*Task objective:*
Only the pictures are to be left out; set down the rest of the records exactly.

*Dataset entries:*
▼

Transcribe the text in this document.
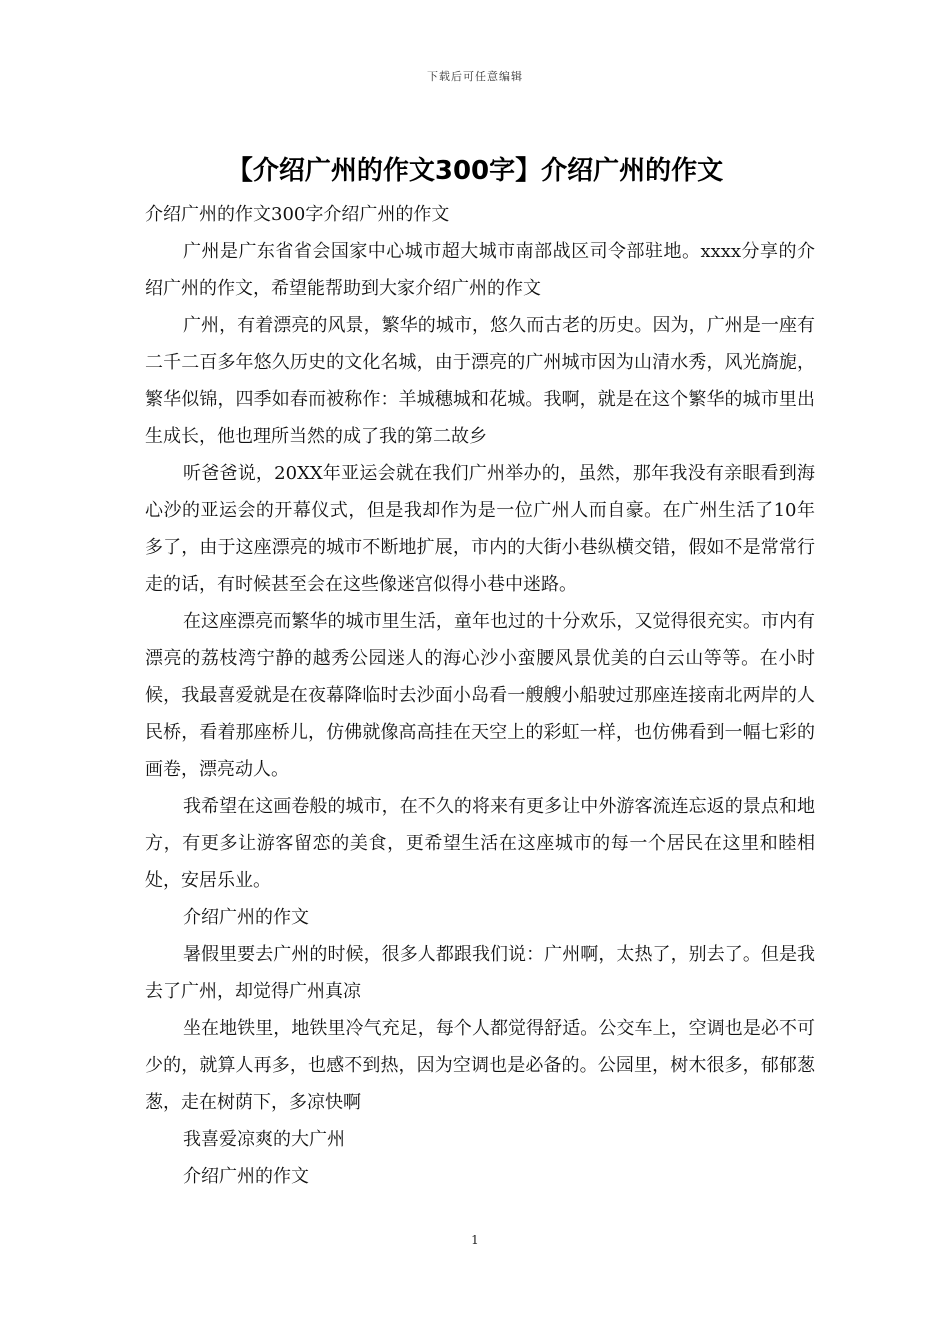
下载后可任意编辑
【介绍广州的作文300字】介绍广州的作文

介绍广州的作文300字介绍广州的作文

广州是广东省省会国家中心城市超大城市南部战区司令部驻地。xxxx分享的介绍广州的作文，希望能帮助到大家介绍广州的作文

广州，有着漂亮的风景，繁华的城市，悠久而古老的历史。因为，广州是一座有二千二百多年悠久历史的文化名城，由于漂亮的广州城市因为山清水秀，风光旖旎，繁华似锦，四季如春而被称作：羊城穗城和花城。我啊，就是在这个繁华的城市里出生成长，他也理所当然的成了我的第二故乡

听爸爸说，20XX年亚运会就在我们广州举办的，虽然，那年我没有亲眼看到海心沙的亚运会的开幕仪式，但是我却作为是一位广州人而自豪。在广州生活了10年多了，由于这座漂亮的城市不断地扩展，市内的大街小巷纵横交错，假如不是常常行走的话，有时候甚至会在这些像迷宫似得小巷中迷路。

在这座漂亮而繁华的城市里生活，童年也过的十分欢乐，又觉得很充实。市内有漂亮的荔枝湾宁静的越秀公园迷人的海心沙小蛮腰风景优美的白云山等等。在小时候，我最喜爱就是在夜幕降临时去沙面小岛看一艘艘小船驶过那座连接南北两岸的人民桥，看着那座桥儿，仿佛就像高高挂在天空上的彩虹一样，也仿佛看到一幅七彩的画卷，漂亮动人。

我希望在这画卷般的城市，在不久的将来有更多让中外游客流连忘返的景点和地方，有更多让游客留恋的美食，更希望生活在这座城市的每一个居民在这里和睦相处，安居乐业。

介绍广州的作文

暑假里要去广州的时候，很多人都跟我们说：广州啊，太热了，别去了。但是我去了广州，却觉得广州真凉

坐在地铁里，地铁里冷气充足，每个人都觉得舒适。公交车上，空调也是必不可少的，就算人再多，也感不到热，因为空调也是必备的。公园里，树木很多，郁郁葱葱，走在树荫下，多凉快啊

我喜爱凉爽的大广州

介绍广州的作文

1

▲

*Solution to this task:*
Transcribe the text in this document.
下载后可任意编辑
【介绍广州的作文300字】介绍广州的作文

介绍广州的作文300字介绍广州的作文

广州是广东省省会国家中心城市超大城市南部战区司令部驻地。xxxx分享的介绍广州的作文，希望能帮助到大家介绍广州的作文

广州，有着漂亮的风景，繁华的城市，悠久而古老的历史。因为，广州是一座有二千二百多年悠久历史的文化名城，由于漂亮的广州城市因为山清水秀，风光旖旎，繁华似锦，四季如春而被称作：羊城穗城和花城。我啊，就是在这个繁华的城市里出生成长，他也理所当然的成了我的第二故乡

听爸爸说，20XX年亚运会就在我们广州举办的，虽然，那年我没有亲眼看到海心沙的亚运会的开幕仪式，但是我却作为是一位广州人而自豪。在广州生活了10年多了，由于这座漂亮的城市不断地扩展，市内的大街小巷纵横交错，假如不是常常行走的话，有时候甚至会在这些像迷宫似得小巷中迷路。

在这座漂亮而繁华的城市里生活，童年也过的十分欢乐，又觉得很充实。市内有漂亮的荔枝湾宁静的越秀公园迷人的海心沙小蛮腰风景优美的白云山等等。在小时候，我最喜爱就是在夜幕降临时去沙面小岛看一艘艘小船驶过那座连接南北两岸的人民桥，看着那座桥儿，仿佛就像高高挂在天空上的彩虹一样，也仿佛看到一幅七彩的画卷，漂亮动人。

我希望在这画卷般的城市，在不久的将来有更多让中外游客流连忘返的景点和地方，有更多让游客留恋的美食，更希望生活在这座城市的每一个居民在这里和睦相处，安居乐业。

介绍广州的作文

暑假里要去广州的时候，很多人都跟我们说：广州啊，太热了，别去了。但是我去了广州，却觉得广州真凉

坐在地铁里，地铁里冷气充足，每个人都觉得舒适。公交车上，空调也是必不可少的，就算人再多，也感不到热，因为空调也是必备的。公园里，树木很多，郁郁葱葱，走在树荫下，多凉快啊

我喜爱凉爽的大广州

介绍广州的作文

1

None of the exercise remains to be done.